**Instruções e requisitos:**
Continue, por favor, o texto sobre a evolução dos estudos culturais a partir da última frase apresentada.

**Secção de texto:**
:::

No contexto desta conjuntura nacional e internacional tão favorável, urge colocar a questão: o que são afinal os estudos culturais? Mais do que uma disciplina no sentido tradicional, os estudos culturais são hoje uma área de investigação trans- ou pós-disciplinar e, por vezes, contra-disciplinar, isto é, indisciplinada e indisciplinadora. Não se tratando simplesmente de estudos sobre a cultura, esta área de estudos perspetiva-se nas tensões geradas entre uma conceção de cultura ampla, antropológica, e outra conceção de cultura estritamente humanista, nas palavras de Lawrence Grossberg. O campo dos estudos culturais não tem um estatuto definido, mas é precisamente aí que assenta o seu desafio, ao reconstruir o conceito de cultura e ao caracterizar-se por uma diversidade tanto de métodos como de objectos.
Na trajetória dos estudos culturais sobressai a construção dos laços interdisciplinares e interinstitucionais, a investigação sobre as sociedades contemporâneas e o encontro entre investigadores com formações e origens diversas, mas fortemente comprometidos cívica e politicamente com a cultura e a cidadania democrática.
A evolução dos estudos culturais.
Com origem em Inglaterra, em finais da década de cinquenta do século vinte, os estudos culturais emergem de forma definitiva e autónoma em 1963 com a criação do Centre for Contemporary Cultural Studies (CCSS) da universidade de Birmingham, liderado por Richard Hoggart e Stuart Hall. Nomes como Raymond Williams, E. P. Thompson, Roland Barthes e Henri Lefebvre foram alguns dos seus inspiradores, marcados pelo marxismo estrutural de Althusser e Gramsci.
O interesse pelos estudos culturais alastra pela Europa e Estados Unidos com o impulso crítico que percorreu as humanidades, e em especial os estudos literários, durante os anos sessenta do século vinte, no contexto particular das lutas estudantis contra as práticas institucionais e as tradições, que levaram à transformação das universidades até aí fechadas sobre si próprias. Durante os anos oitenta e noventa, essa reflexão autocrítica atravessou igualmente as ciências sociais, como foi o caso da sociologia, também ela obrigada a questionar conceitos tradicionais.
Os estudos culturais nasceram assim num clima de crises sucessivas e identificáveis: a crise dos estudos literários, o esgotamento do paradigma formalista e a falta de interação entre as humanidades literárias e a sociedade em geral. Ao longo do tempo, as humanidades e as ciências sociais foram convergindo na área dos estudos culturais, enquanto promoviam a cooperação com outras áreas do conhecimento, elas próprias obrigadas a uma reflexão global, a um descentramento e redefinição de fronteiras, assim como a uma reflexão crítica sobre as complexidades dos objetos culturais que abordam.

:::

**Dados fornecidos:**
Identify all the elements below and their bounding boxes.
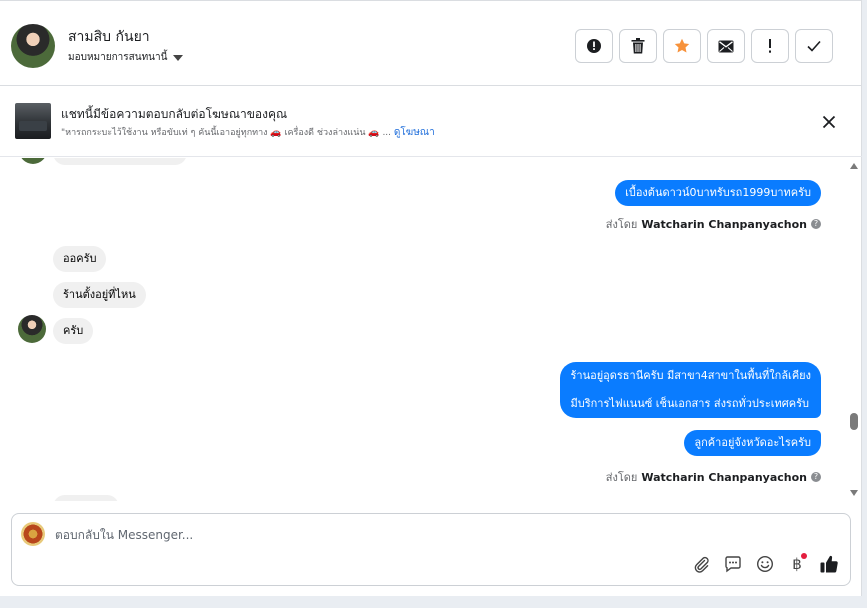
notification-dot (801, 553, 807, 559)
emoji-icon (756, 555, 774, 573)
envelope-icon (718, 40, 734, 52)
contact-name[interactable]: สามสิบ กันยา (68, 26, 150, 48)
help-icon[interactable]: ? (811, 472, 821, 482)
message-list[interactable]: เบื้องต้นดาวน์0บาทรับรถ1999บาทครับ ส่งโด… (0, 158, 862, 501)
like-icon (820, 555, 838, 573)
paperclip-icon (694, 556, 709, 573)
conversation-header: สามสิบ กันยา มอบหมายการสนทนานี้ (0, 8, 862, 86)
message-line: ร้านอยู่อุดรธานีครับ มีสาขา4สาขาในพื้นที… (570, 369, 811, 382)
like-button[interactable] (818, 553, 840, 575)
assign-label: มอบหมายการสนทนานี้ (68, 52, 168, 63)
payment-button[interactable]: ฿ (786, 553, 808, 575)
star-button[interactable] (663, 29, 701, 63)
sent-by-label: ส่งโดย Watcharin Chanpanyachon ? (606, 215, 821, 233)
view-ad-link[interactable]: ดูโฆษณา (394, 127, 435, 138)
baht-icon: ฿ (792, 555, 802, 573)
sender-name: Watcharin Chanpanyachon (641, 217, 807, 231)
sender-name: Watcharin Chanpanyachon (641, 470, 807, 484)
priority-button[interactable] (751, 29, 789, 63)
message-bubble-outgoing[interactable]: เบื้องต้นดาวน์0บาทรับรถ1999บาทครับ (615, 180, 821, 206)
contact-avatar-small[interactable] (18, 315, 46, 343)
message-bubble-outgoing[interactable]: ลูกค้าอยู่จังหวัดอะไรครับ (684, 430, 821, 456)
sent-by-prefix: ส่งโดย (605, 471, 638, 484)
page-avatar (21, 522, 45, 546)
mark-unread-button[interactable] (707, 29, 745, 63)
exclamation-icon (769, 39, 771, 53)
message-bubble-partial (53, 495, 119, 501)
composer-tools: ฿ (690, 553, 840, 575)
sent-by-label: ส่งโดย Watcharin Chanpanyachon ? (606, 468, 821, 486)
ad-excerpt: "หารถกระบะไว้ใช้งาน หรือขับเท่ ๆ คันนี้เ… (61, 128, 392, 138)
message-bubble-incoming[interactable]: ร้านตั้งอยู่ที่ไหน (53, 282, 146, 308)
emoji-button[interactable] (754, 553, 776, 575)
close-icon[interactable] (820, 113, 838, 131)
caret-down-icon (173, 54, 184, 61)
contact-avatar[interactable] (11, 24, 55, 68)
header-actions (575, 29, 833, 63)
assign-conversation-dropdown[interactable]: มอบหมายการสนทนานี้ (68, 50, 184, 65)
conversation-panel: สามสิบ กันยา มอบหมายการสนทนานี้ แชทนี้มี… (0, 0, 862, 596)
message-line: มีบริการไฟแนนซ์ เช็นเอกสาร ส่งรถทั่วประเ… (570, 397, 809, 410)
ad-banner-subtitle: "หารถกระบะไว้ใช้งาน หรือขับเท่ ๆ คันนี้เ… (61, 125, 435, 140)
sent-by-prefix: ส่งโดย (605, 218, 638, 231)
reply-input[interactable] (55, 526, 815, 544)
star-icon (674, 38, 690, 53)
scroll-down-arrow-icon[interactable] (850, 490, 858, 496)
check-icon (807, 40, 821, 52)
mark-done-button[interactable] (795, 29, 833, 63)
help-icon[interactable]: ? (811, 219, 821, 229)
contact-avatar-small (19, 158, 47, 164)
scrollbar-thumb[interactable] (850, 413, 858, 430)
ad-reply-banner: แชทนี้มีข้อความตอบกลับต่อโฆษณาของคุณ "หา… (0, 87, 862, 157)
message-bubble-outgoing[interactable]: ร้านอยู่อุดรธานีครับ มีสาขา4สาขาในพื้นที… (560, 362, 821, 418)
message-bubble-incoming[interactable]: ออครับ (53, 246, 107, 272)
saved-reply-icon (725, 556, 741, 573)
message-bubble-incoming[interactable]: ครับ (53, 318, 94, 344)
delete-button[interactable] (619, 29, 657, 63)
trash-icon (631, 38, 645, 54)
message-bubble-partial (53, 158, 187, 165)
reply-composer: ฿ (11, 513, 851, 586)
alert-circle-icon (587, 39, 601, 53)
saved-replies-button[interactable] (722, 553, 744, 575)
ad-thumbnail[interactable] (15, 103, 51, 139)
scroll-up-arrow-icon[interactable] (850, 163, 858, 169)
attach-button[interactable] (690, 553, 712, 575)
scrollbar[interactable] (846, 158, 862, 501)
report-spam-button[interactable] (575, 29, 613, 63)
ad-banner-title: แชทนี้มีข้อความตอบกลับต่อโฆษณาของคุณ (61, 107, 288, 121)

:::

**Resultado da tarefa:**
Deste modo, os estudos culturais estimularam a investigação transdisciplinar, ao darem atenção aos discursos marginalizados, trazendo à tona questões de raça, etnicidade, género e média e ligando-as, por seu turno, a temas até aí desprezados pela academia mas que influenciavam os debates na esfera cultural. O esbatimento das fronteiras disciplinares levou os investigadores dos estudos culturais a alargar os seus interesses a outros fenómenos, como a globalização e a desterritorialização da cultura, os movimentos transnacionais de pessoas, bens e imagens, as redes, o terrorismo, os choques civilizacionais e a crise ambiental global.
Com uma enorme influência e impacto nos meios académicos e não académicos um pouco por todo o mundo, desde os Estados Unidos da América aos países da América Latina, à Índia, China, Austrália e África, os estudos culturais são hoje uma área autónoma, já com longas décadas de formação e produção de conhecimento.
Os estudos culturais em Portugal.
Em Portugal, foi sobretudo a partir da reforma de Bolonha, em 1999, que a área dos estudos culturais, tradicionalmente dominada pelos estudos literários ou dispersa por outras áreas das humanidades e dos estudos artísticos, se tornou um campo do conhecimento autónomo, mas com uma componente fortemente interdisciplinar com as ciências sociais, nomeadamente a sociologia, antropologia, estudos dos média, estudos de género e ciência política, entre outros. Esta interdisciplinaridade é também atravessada por um intenso debate teórico.
No que diz respeito ao ensino e ao domínio da investigação, os estudos culturais têm-se desenvolvido notavelmente na última década, com a oferta crescente de mestrados e doutoramentos e a realização de congressos nacionais e internacionais. Destacam-se os sete congressos realizados pelo Centro de Línguas, Literaturas e Culturas (CLLC) da Universidade de Aveiro, bem como o lançamento de diversos livros e revistas, nomeadamente a Revista Lusófona em Estudos Culturais, a primeira em Portugal dedicada especificamente aos estudos culturais, cocriada em 2013 pelas universidades de Aveiro e do Minho.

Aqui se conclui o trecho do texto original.